### Exercise description
Note each line where "Bought" appears, and copy it.
════════
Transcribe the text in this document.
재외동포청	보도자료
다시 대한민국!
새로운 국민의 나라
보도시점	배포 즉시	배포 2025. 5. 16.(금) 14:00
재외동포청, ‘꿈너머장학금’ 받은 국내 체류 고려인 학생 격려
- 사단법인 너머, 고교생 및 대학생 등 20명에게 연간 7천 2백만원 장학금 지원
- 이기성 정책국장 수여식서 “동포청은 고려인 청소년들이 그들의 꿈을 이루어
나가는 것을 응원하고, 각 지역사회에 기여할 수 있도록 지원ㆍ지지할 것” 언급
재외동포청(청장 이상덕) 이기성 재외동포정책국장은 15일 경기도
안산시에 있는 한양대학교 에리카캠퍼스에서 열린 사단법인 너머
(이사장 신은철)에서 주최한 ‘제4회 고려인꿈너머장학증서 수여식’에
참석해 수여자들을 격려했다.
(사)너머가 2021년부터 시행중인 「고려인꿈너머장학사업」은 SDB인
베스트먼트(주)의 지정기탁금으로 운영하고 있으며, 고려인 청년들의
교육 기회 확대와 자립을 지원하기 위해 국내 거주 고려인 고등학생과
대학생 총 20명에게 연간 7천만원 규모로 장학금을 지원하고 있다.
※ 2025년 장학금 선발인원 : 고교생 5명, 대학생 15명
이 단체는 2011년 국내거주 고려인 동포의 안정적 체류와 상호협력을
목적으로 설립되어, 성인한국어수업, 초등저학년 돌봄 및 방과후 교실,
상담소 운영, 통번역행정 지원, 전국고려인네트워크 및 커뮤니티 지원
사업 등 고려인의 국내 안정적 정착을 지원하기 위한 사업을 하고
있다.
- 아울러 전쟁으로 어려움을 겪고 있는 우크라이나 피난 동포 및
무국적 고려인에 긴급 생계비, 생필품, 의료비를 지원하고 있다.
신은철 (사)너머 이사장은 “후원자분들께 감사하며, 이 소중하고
════════
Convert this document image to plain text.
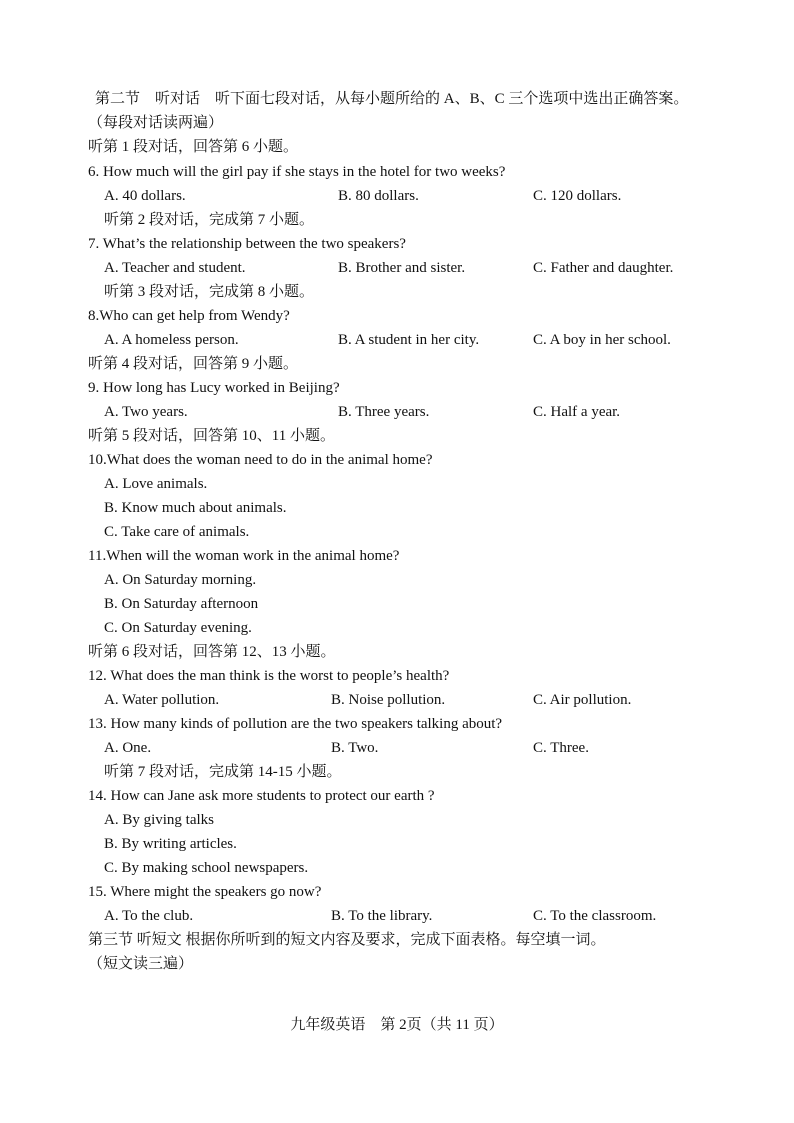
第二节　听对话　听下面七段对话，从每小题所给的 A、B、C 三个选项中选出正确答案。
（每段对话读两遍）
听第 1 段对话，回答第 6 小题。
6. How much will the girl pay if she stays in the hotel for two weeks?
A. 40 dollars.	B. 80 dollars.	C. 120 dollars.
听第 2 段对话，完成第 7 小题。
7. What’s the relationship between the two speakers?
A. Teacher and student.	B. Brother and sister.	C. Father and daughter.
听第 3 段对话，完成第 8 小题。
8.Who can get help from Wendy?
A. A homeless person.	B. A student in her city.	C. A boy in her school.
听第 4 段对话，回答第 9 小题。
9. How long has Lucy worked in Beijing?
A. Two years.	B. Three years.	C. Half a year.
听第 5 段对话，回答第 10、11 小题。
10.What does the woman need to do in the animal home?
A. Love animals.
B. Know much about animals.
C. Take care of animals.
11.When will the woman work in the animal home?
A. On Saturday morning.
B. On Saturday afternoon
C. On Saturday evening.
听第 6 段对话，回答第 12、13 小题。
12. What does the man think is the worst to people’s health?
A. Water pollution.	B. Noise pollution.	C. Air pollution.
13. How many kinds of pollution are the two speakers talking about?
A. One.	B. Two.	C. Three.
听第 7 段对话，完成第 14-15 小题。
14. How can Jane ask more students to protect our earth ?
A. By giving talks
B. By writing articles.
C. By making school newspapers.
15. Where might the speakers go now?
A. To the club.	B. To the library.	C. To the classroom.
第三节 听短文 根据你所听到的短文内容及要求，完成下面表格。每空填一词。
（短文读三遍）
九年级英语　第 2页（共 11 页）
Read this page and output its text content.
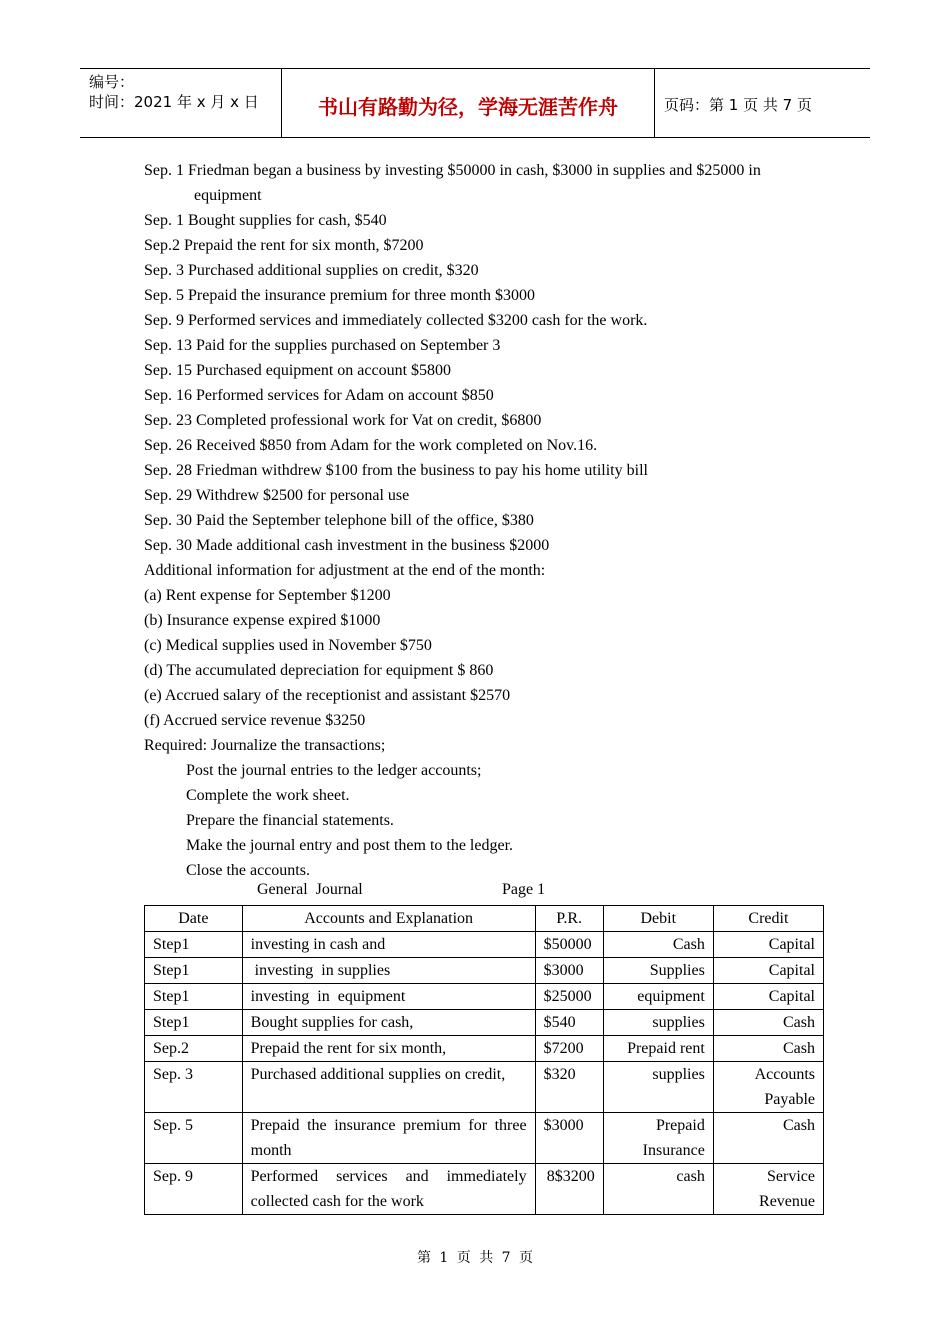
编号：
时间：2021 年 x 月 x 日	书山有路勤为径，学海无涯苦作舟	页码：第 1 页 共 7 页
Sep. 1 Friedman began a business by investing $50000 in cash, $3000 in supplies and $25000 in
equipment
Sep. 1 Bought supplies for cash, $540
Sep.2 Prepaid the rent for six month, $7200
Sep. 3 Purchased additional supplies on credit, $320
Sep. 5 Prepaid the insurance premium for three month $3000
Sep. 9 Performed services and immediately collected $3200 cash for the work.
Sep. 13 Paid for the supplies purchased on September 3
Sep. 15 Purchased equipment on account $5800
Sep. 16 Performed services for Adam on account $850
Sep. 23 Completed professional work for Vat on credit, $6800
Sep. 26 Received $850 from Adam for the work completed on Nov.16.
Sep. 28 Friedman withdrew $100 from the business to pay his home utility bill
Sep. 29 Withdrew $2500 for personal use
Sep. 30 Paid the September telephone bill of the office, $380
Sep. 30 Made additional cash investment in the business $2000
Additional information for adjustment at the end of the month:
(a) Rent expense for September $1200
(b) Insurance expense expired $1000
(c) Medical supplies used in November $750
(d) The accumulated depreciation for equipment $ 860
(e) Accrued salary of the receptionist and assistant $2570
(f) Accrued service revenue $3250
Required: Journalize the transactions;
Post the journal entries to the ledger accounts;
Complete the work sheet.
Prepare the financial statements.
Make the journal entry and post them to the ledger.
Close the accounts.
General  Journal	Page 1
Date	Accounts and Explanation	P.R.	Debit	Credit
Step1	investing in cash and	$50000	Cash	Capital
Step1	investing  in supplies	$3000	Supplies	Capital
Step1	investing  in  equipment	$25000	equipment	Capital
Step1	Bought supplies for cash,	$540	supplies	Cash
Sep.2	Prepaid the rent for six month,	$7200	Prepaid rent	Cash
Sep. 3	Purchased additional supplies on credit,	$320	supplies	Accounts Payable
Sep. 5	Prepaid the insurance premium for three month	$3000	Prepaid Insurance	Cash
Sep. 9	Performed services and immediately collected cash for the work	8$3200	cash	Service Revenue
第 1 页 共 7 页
════════
### Completed task
Sep. 1 Bought supplies for cash, $540
Step1	Bought supplies for cash,	$540	supplies	Cash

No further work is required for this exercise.